| Records shown |
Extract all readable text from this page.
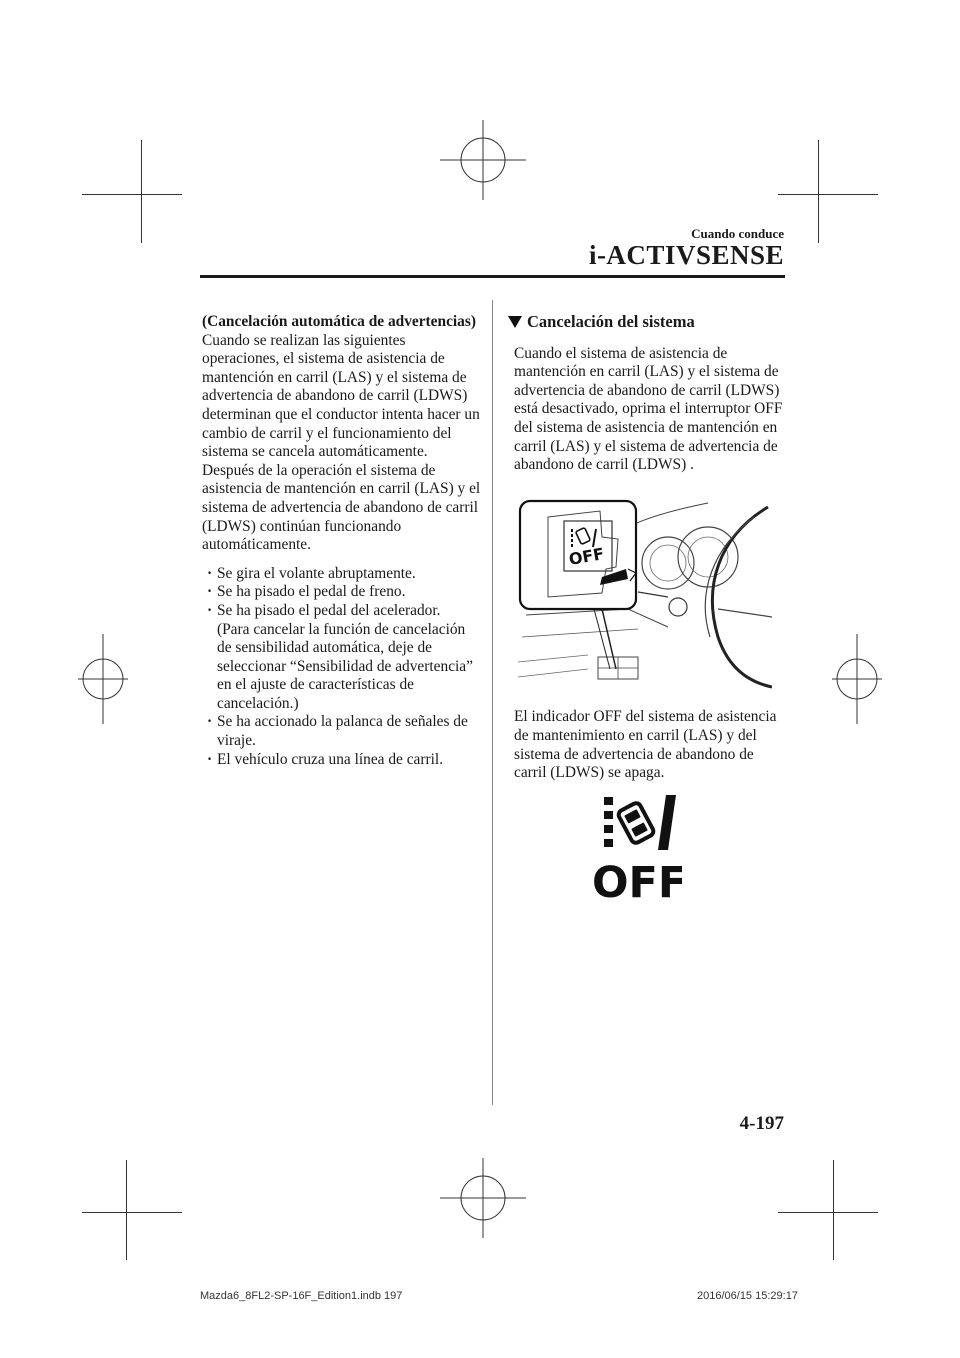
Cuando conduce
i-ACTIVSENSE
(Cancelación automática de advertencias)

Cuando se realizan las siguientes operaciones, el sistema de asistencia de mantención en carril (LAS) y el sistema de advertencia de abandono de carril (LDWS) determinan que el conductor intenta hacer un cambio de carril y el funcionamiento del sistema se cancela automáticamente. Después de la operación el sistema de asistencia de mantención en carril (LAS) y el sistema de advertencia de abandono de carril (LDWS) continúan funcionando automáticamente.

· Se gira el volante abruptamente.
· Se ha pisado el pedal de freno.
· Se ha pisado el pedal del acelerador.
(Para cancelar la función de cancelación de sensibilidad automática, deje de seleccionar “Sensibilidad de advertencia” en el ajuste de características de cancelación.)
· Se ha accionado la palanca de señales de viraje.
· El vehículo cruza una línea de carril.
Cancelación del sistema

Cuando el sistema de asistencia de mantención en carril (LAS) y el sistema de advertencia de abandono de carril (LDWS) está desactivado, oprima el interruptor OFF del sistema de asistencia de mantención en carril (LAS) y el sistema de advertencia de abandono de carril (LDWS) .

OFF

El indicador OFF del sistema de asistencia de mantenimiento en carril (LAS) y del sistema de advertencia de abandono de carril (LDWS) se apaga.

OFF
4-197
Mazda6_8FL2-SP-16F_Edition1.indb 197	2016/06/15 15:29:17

| Set exercise |
Using the records above, pull out each line where the word "pisado" occurs.

| Completed exercise |
· Se ha pisado el pedal de freno.
· Se ha pisado el pedal del acelerador.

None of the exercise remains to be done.